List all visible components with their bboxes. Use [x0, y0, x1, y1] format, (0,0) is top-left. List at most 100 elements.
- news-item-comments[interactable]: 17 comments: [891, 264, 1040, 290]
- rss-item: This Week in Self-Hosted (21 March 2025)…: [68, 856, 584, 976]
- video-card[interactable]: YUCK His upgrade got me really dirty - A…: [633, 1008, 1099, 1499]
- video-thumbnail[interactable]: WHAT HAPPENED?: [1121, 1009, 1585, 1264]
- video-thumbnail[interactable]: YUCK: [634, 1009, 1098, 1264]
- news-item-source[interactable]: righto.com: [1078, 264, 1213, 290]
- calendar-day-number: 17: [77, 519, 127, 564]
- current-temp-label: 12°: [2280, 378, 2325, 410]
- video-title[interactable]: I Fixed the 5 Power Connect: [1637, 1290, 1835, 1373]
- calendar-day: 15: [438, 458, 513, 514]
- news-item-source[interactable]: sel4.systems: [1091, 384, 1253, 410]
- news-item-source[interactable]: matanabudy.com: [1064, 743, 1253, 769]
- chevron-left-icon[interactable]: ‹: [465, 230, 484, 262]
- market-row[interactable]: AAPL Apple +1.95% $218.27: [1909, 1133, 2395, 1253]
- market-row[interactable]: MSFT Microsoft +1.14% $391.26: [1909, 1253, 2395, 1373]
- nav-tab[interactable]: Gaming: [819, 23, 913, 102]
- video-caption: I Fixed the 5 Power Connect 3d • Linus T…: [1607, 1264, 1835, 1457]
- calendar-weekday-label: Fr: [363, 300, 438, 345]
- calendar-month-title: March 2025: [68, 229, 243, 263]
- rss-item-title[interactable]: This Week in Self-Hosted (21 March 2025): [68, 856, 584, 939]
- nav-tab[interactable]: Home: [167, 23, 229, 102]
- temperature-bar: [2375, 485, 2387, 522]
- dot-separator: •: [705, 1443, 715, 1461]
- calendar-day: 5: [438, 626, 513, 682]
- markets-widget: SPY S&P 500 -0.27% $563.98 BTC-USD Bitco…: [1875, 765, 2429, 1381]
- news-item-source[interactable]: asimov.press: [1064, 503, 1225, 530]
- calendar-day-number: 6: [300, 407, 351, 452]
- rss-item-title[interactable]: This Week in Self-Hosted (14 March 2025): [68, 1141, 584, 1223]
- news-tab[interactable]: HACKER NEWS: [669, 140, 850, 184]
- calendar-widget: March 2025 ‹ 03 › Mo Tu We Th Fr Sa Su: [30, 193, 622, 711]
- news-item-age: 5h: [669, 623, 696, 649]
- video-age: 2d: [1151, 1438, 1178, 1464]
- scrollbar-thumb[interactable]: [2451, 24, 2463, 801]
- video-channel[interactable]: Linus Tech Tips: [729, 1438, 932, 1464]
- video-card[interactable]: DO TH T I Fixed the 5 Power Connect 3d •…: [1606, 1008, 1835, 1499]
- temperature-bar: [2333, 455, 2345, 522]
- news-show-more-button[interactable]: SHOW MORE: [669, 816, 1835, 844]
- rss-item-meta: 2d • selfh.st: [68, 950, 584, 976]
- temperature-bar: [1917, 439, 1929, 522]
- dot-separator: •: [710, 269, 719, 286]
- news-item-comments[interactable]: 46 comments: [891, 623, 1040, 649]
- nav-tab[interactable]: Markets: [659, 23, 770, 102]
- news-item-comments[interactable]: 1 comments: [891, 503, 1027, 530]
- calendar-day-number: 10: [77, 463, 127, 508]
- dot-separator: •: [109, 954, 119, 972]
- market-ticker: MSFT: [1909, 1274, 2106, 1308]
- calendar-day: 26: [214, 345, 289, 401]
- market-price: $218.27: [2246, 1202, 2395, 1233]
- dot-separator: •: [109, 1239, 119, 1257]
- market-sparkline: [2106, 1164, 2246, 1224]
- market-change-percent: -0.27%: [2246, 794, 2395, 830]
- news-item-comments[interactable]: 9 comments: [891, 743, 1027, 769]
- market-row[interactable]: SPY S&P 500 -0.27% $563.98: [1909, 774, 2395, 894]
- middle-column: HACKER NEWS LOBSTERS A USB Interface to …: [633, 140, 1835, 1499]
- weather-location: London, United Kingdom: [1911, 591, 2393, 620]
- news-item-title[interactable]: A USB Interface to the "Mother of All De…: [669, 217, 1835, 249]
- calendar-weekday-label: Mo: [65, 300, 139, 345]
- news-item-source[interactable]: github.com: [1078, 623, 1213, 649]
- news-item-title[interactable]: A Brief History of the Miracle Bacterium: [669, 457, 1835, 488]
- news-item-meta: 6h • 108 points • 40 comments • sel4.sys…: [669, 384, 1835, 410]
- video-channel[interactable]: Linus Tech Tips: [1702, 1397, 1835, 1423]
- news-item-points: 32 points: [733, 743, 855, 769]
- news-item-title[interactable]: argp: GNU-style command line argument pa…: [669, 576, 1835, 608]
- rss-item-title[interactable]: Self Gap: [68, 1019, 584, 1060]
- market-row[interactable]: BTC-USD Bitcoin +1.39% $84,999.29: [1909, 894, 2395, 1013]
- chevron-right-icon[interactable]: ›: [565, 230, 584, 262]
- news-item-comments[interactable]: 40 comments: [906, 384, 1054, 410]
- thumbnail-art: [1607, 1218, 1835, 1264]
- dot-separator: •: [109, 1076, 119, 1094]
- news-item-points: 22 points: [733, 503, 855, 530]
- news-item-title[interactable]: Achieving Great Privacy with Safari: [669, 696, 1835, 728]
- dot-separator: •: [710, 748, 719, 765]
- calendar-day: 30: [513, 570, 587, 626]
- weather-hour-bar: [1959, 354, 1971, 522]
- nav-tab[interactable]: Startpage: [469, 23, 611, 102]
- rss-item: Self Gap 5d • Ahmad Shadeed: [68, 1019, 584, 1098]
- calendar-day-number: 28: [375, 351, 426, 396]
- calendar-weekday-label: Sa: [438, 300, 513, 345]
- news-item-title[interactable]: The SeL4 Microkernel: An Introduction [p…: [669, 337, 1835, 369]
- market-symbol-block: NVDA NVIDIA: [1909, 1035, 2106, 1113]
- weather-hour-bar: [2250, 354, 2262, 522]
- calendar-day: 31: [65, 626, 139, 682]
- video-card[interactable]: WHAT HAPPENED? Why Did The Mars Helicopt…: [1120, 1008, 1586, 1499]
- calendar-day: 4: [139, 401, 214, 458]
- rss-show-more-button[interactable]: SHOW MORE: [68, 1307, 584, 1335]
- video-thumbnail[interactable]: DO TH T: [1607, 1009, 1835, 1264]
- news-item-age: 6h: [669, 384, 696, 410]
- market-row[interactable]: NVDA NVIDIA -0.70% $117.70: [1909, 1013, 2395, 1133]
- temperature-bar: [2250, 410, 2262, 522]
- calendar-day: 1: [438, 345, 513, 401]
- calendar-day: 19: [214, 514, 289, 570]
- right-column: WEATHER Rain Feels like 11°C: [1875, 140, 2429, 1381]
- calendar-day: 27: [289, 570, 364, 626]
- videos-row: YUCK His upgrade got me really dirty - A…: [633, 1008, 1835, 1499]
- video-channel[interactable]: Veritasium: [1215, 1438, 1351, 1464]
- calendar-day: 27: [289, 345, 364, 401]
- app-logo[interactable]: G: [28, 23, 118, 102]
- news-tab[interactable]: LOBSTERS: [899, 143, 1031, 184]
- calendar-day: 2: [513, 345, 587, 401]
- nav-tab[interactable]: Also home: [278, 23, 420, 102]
□ □ □ □
Reproduce each line of the material that mentions "left".

**EXPECTED ANSWER:**
List all visible components with their bboxes. Use [x0, y0, x1, y1] format, (0,0) is top-left. List at most 100 elements.
- chevron-left-icon[interactable]: ‹: [465, 230, 484, 262]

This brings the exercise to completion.